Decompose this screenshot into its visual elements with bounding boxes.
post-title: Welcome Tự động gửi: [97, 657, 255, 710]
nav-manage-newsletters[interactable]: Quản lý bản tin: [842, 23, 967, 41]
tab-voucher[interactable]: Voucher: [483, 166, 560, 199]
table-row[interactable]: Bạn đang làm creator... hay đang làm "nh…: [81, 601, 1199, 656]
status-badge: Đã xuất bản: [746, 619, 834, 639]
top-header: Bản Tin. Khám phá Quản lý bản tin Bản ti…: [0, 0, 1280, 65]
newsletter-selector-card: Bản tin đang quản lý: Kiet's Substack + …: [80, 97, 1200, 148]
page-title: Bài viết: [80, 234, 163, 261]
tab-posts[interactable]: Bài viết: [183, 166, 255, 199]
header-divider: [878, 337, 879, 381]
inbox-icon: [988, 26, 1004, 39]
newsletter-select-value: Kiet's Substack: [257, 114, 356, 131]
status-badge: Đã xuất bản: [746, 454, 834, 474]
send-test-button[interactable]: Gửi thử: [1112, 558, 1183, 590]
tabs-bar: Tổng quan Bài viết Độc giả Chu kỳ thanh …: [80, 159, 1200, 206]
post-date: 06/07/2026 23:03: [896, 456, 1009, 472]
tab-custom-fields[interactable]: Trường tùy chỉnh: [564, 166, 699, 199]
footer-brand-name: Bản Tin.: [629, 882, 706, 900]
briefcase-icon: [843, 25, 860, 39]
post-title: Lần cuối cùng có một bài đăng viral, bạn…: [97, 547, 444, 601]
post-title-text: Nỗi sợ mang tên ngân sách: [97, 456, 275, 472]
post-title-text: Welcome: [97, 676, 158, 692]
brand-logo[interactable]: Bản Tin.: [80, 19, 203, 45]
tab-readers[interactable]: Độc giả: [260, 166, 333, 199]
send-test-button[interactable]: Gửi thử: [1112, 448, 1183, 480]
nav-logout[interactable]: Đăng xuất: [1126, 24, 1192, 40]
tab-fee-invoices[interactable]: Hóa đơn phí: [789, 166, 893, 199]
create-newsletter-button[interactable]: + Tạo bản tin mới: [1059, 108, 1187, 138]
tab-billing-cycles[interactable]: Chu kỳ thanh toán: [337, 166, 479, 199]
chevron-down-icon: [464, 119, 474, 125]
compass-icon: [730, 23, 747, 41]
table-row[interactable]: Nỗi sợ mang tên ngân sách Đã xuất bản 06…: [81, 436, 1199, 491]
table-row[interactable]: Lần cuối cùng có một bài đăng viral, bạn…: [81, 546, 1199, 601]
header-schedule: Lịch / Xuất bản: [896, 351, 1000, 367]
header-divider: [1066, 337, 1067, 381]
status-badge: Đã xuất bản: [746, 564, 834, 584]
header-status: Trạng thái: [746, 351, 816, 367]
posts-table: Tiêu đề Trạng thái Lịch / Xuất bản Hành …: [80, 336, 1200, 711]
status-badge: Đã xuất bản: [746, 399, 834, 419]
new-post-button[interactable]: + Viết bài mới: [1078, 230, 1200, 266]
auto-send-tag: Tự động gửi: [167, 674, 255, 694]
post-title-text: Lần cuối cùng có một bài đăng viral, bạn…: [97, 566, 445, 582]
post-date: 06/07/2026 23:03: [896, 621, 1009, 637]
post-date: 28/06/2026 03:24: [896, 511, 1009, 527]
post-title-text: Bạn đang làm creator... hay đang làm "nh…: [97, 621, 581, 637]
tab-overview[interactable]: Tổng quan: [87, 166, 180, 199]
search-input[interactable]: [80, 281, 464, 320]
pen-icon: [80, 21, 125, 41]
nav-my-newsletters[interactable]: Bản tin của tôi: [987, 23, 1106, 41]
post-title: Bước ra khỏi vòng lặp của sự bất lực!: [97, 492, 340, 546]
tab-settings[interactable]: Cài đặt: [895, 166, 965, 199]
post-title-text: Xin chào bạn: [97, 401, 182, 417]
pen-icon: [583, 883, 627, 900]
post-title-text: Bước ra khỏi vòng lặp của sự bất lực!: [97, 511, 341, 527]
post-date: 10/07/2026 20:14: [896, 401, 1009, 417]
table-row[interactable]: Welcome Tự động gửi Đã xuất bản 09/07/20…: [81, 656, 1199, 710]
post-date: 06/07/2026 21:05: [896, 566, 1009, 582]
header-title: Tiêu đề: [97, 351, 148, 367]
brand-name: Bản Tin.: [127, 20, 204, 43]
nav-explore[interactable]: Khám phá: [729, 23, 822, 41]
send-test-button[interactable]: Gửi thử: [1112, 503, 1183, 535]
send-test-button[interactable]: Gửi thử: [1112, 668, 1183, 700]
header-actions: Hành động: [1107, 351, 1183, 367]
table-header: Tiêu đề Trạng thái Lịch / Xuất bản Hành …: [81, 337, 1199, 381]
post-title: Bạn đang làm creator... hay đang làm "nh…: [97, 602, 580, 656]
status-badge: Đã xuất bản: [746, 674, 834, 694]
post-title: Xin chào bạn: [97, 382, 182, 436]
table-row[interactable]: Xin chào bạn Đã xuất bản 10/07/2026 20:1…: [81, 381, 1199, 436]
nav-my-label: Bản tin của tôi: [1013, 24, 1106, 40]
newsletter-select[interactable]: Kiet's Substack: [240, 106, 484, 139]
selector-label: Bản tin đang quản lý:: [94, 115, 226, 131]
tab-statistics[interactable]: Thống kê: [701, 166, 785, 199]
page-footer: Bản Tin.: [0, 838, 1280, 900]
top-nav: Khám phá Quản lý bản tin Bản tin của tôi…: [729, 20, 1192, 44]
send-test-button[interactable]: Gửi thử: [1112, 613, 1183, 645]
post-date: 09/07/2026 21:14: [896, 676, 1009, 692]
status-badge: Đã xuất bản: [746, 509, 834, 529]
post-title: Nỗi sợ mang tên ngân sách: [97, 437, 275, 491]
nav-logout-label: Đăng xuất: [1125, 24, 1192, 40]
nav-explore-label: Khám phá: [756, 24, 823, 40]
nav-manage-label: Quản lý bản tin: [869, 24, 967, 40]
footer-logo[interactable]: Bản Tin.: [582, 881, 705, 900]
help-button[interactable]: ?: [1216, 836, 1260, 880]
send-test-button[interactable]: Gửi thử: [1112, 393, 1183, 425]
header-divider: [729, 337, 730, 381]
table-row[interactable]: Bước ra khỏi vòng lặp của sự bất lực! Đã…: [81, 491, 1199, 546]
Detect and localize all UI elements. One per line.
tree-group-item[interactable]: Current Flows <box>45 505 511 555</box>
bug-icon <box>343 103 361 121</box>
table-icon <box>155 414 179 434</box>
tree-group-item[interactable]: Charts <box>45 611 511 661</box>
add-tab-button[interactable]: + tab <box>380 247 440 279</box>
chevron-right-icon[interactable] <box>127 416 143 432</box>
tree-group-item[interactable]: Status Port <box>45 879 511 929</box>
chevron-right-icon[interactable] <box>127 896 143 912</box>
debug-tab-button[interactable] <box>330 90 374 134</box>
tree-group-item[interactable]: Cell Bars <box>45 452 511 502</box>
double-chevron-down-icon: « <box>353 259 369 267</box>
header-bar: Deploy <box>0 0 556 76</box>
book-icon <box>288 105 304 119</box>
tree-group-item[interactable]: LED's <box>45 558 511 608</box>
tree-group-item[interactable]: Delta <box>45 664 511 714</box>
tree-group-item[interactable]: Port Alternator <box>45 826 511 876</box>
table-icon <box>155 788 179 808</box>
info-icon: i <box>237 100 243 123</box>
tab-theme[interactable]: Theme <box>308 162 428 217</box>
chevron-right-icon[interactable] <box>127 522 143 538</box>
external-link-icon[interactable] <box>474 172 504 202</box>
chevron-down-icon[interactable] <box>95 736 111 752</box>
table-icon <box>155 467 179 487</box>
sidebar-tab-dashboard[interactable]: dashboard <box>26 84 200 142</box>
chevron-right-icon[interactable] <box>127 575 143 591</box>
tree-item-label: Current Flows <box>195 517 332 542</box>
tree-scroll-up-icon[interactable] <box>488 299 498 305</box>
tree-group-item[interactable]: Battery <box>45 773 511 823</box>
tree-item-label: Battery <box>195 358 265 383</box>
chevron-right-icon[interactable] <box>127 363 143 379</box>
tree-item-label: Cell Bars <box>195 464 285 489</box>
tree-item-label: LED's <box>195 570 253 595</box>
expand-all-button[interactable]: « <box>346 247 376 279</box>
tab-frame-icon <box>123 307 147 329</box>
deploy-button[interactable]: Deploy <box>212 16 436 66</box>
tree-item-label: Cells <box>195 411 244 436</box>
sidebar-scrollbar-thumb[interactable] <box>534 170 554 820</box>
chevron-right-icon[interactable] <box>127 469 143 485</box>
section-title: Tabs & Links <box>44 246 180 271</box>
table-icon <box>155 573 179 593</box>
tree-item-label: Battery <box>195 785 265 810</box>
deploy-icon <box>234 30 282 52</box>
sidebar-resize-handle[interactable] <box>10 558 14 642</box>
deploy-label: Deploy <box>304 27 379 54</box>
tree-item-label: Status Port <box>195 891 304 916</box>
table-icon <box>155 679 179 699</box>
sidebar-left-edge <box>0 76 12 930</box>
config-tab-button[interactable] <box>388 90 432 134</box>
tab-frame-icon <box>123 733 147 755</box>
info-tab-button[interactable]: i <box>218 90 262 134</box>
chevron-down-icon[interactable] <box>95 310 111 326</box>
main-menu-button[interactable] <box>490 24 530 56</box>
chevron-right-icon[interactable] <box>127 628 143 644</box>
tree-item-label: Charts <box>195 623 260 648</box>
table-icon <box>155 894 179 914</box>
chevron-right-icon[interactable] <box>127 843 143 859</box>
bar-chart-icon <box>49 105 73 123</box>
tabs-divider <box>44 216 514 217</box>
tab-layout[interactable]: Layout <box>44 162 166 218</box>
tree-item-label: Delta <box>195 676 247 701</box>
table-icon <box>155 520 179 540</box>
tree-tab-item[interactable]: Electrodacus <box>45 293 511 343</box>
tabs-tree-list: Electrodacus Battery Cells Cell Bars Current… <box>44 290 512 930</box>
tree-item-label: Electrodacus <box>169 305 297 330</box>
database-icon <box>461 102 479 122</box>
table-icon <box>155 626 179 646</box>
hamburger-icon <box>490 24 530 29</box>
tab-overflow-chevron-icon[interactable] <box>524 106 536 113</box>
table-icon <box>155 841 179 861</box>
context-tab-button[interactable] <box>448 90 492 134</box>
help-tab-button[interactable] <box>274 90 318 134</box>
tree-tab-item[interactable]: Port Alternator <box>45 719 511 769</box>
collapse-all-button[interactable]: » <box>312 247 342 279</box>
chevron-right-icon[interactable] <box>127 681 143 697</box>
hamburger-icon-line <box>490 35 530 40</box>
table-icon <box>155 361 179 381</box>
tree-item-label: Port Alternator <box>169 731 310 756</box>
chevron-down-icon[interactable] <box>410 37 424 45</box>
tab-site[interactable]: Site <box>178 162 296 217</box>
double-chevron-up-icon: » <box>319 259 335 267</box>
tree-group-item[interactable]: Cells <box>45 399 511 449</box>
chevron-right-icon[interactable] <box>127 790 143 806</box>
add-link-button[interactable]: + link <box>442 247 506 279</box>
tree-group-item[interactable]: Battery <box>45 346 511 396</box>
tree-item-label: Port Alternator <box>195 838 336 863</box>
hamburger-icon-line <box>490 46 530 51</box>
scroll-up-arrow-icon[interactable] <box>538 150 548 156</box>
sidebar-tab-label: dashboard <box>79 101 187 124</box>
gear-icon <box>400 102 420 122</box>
========================================================================
Problem description — Among the lines of the material, find those that hold the word "right" and copy them.

Answer section —
chevron-right-icon[interactable] <box>127 416 143 432</box>
chevron-right-icon[interactable] <box>127 896 143 912</box>
chevron-right-icon[interactable] <box>127 522 143 538</box>
chevron-right-icon[interactable] <box>127 575 143 591</box>
chevron-right-icon[interactable] <box>127 363 143 379</box>
chevron-right-icon[interactable] <box>127 469 143 485</box>
chevron-right-icon[interactable] <box>127 628 143 644</box>
chevron-right-icon[interactable] <box>127 843 143 859</box>
chevron-right-icon[interactable] <box>127 681 143 697</box>
chevron-right-icon[interactable] <box>127 790 143 806</box>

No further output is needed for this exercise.